Challenge -
Print all of the data exactly as written.

Dataset -
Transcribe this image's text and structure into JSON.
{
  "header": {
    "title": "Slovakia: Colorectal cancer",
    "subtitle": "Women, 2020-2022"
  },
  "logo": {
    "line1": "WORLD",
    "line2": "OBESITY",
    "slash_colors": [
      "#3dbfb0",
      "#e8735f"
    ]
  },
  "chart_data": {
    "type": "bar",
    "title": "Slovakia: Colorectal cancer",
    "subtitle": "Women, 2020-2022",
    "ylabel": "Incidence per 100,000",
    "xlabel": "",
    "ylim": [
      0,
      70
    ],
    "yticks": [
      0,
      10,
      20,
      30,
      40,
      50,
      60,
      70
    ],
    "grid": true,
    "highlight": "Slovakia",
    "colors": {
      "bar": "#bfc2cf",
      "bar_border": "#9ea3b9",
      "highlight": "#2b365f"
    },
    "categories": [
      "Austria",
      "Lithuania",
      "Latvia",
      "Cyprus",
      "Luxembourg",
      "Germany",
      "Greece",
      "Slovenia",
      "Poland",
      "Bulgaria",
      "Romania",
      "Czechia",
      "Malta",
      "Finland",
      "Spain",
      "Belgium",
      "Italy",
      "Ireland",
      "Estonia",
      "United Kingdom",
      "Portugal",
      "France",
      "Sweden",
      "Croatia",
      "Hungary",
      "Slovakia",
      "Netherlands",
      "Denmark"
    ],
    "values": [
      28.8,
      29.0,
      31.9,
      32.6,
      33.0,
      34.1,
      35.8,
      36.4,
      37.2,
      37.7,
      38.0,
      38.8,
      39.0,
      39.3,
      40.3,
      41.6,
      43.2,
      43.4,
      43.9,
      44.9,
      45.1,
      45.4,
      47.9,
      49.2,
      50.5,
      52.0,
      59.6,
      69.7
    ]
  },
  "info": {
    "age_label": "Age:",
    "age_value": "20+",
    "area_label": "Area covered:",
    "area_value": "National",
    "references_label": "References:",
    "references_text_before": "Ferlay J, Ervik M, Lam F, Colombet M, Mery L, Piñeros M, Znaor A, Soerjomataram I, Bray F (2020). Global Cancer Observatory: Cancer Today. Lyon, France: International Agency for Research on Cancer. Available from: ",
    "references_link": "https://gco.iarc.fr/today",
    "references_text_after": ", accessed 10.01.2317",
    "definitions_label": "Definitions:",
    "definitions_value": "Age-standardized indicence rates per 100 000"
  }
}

Solution to this problem -
Transcribe this image's text and structure into JSON.
{
  "header": {
    "title": "Slovakia: Colorectal cancer",
    "subtitle": "Women, 2020-2022"
  },
  "logo": {
    "line1": "WORLD",
    "line2": "OBESITY",
    "slash_colors": [
      "#3dbfb0",
      "#e8735f"
    ]
  },
  "chart_data": {
    "type": "bar",
    "title": "Slovakia: Colorectal cancer",
    "subtitle": "Women, 2020-2022",
    "ylabel": "Incidence per 100,000",
    "xlabel": "",
    "ylim": [
      0,
      70
    ],
    "yticks": [
      0,
      10,
      20,
      30,
      40,
      50,
      60,
      70
    ],
    "grid": true,
    "highlight": "Slovakia",
    "colors": {
      "bar": "#bfc2cf",
      "bar_border": "#9ea3b9",
      "highlight": "#2b365f"
    },
    "categories": [
      "Austria",
      "Lithuania",
      "Latvia",
      "Cyprus",
      "Luxembourg",
      "Germany",
      "Greece",
      "Slovenia",
      "Poland",
      "Bulgaria",
      "Romania",
      "Czechia",
      "Malta",
      "Finland",
      "Spain",
      "Belgium",
      "Italy",
      "Ireland",
      "Estonia",
      "United Kingdom",
      "Portugal",
      "France",
      "Sweden",
      "Croatia",
      "Hungary",
      "Slovakia",
      "Netherlands",
      "Denmark"
    ],
    "values": [
      28.8,
      29.0,
      31.9,
      32.6,
      33.0,
      34.1,
      35.8,
      36.4,
      37.2,
      37.7,
      38.0,
      38.8,
      39.0,
      39.3,
      40.3,
      41.6,
      43.2,
      43.4,
      43.9,
      44.9,
      45.1,
      45.4,
      47.9,
      49.2,
      50.5,
      52.0,
      59.6,
      69.7
    ]
  },
  "info": {
    "age_label": "Age:",
    "age_value": "20+",
    "area_label": "Area covered:",
    "area_value": "National",
    "references_label": "References:",
    "references_text_before": "Ferlay J, Ervik M, Lam F, Colombet M, Mery L, Piñeros M, Znaor A, Soerjomataram I, Bray F (2020). Global Cancer Observatory: Cancer Today. Lyon, France: International Agency for Research on Cancer. Available from: ",
    "references_link": "https://gco.iarc.fr/today",
    "references_text_after": ", accessed 10.01.2317",
    "definitions_label": "Definitions:",
    "definitions_value": "Age-standardized indicence rates per 100 000"
  }
}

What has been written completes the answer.